• _Written request_
Show each line from the listing that includes the word "Thành".

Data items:

--- START ---

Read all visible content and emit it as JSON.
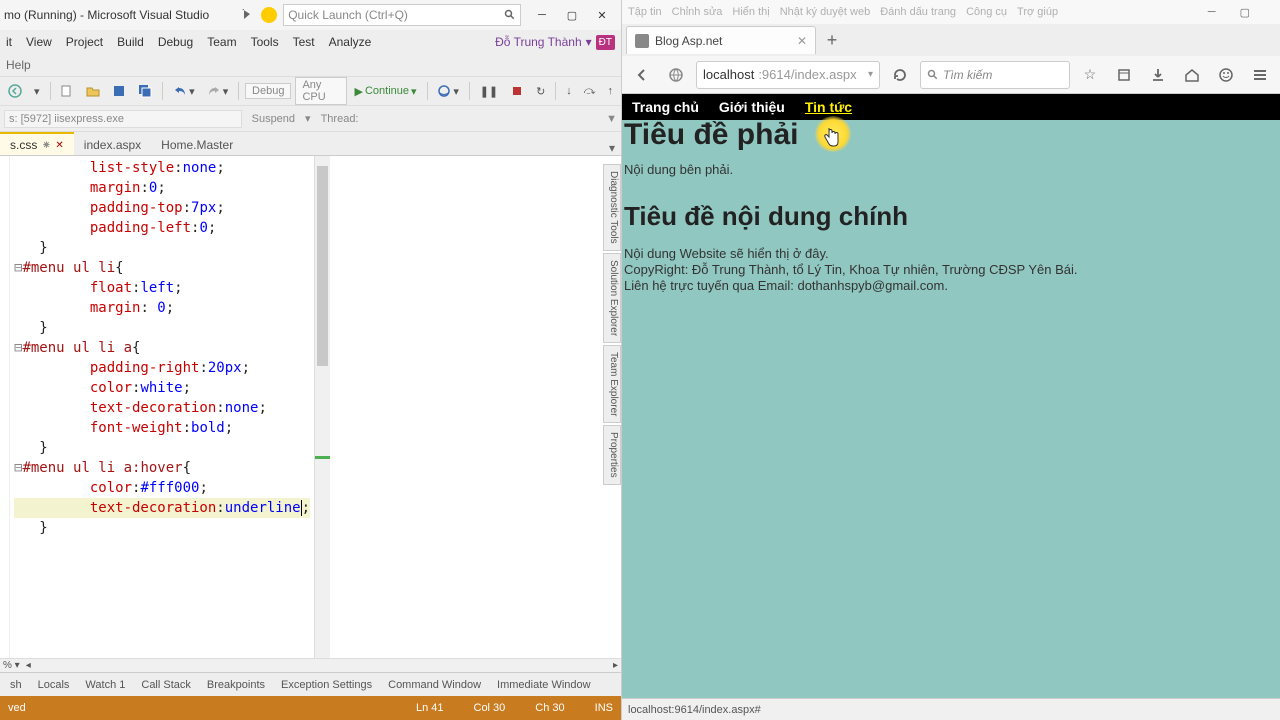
{
  "vs": {
    "title": "mo (Running) - Microsoft Visual Studio",
    "quick_launch_placeholder": "Quick Launch (Ctrl+Q)",
    "menu": [
      "it",
      "View",
      "Project",
      "Build",
      "Debug",
      "Team",
      "Tools",
      "Test",
      "Analyze"
    ],
    "menu2": [
      "Help"
    ],
    "user": "Đỗ Trung Thành",
    "user_badge": "ĐT",
    "toolbar": {
      "debug": "Debug",
      "anycpu": "Any CPU",
      "continue": "Continue"
    },
    "toolbar2": {
      "process": "s: [5972] iisexpress.exe",
      "suspend": "Suspend",
      "thread": "Thread:"
    },
    "tabs": [
      {
        "name": "s.css",
        "active": true,
        "dirty": true
      },
      {
        "name": "index.aspx",
        "active": false
      },
      {
        "name": "Home.Master",
        "active": false
      }
    ],
    "code_lines": [
      {
        "indent": 3,
        "prop": "list-style",
        "val": "none"
      },
      {
        "indent": 3,
        "prop": "margin",
        "val": "0"
      },
      {
        "indent": 3,
        "prop": "padding-top",
        "val": "7px"
      },
      {
        "indent": 3,
        "prop": "padding-left",
        "val": "0"
      },
      {
        "indent": 1,
        "close": true
      },
      {
        "indent": 0,
        "sel": "#menu ul li",
        "open": true
      },
      {
        "indent": 3,
        "prop": "float",
        "val": "left"
      },
      {
        "indent": 3,
        "prop": "margin",
        "val": " 0"
      },
      {
        "indent": 1,
        "close": true
      },
      {
        "indent": 0,
        "sel": "#menu ul li a",
        "open": true
      },
      {
        "indent": 3,
        "prop": "padding-right",
        "val": "20px"
      },
      {
        "indent": 3,
        "prop": "color",
        "val": "white"
      },
      {
        "indent": 3,
        "prop": "text-decoration",
        "val": "none"
      },
      {
        "indent": 3,
        "prop": "font-weight",
        "val": "bold"
      },
      {
        "indent": 1,
        "close": true
      },
      {
        "indent": 0,
        "sel": "#menu ul li a:hover",
        "open": true
      },
      {
        "indent": 3,
        "prop": "color",
        "val": "#fff000"
      },
      {
        "indent": 3,
        "prop": "text-decoration",
        "val": "underline",
        "cursor": true,
        "highlight": true
      },
      {
        "indent": 1,
        "close": true
      }
    ],
    "side_tools": [
      "Diagnostic Tools",
      "Solution Explorer",
      "Team Explorer",
      "Properties"
    ],
    "bottom_start": "% ▾",
    "panels": [
      "sh",
      "Locals",
      "Watch 1",
      "Call Stack",
      "Breakpoints",
      "Exception Settings",
      "Command Window",
      "Immediate Window"
    ],
    "status": {
      "left": "ved",
      "ln": "Ln 41",
      "col": "Col 30",
      "ch": "Ch 30",
      "ins": "INS"
    }
  },
  "ff": {
    "menubar": [
      "Tập tin",
      "Chỉnh sửa",
      "Hiển thị",
      "Nhật ký duyệt web",
      "Đánh dấu trang",
      "Công cụ",
      "Trợ giúp"
    ],
    "tab_title": "Blog Asp.net",
    "url_host": "localhost",
    "url_path": ":9614/index.aspx",
    "search_placeholder": "Tìm kiếm",
    "page": {
      "nav": [
        "Trang chủ",
        "Giới thiệu",
        "Tin tức"
      ],
      "h1a": "Tiêu đề phải",
      "p1": "Nội dung bên phải.",
      "h1b": "Tiêu đề nội dung chính",
      "body1": "Nội dung Website sẽ hiển thị ở đây.",
      "body2": "CopyRight: Đỗ Trung Thành, tổ Lý Tin, Khoa Tự nhiên, Trường CĐSP Yên Bái.",
      "body3": "Liên hệ trực tuyến qua Email: dothanhspyb@gmail.com."
    },
    "status": "localhost:9614/index.aspx#"
  }
}
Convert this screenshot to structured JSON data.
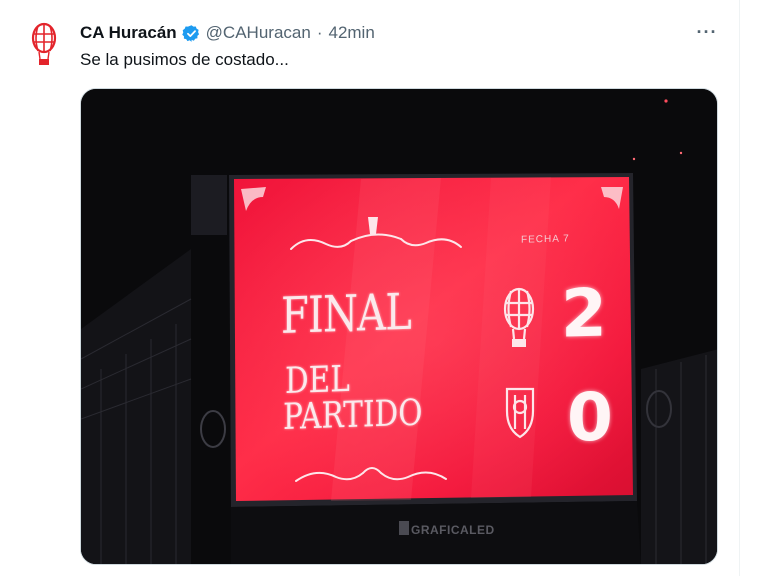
{
  "tweet": {
    "author": {
      "display_name": "CA Huracán",
      "handle": "@CAHuracan",
      "verified_icon": "verified-badge-icon",
      "avatar_icon": "huracan-balloon-crest-icon"
    },
    "separator": "·",
    "timestamp": "42min",
    "more_icon_label": "···",
    "text": "Se la pusimos de costado..."
  },
  "scoreboard": {
    "round_label": "FECHA 7",
    "title_line1": "FINAL",
    "title_line2": "DEL",
    "title_line3": "PARTIDO",
    "home_crest": "huracan-crest-icon",
    "home_score": "2",
    "away_crest": "chacarita-crest-icon",
    "away_score": "0",
    "sponsor": "GRAFICALED"
  },
  "colors": {
    "text_primary": "#0f1419",
    "text_secondary": "#536471",
    "verified_blue": "#1d9bf0",
    "brand_red": "#e3242b",
    "screen_red": "#ee1f3d"
  }
}
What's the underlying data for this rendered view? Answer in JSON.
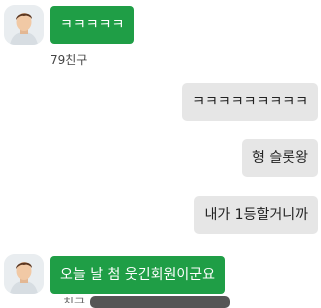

--- END ---

• _Answer to the problem_
    "user": "Đỗ Trung Thành",
      "body2": "CopyRight: Đỗ Trung Thành, tổ Lý Tin, Khoa Tự nhiên, Trường CĐSP Yên Bái.",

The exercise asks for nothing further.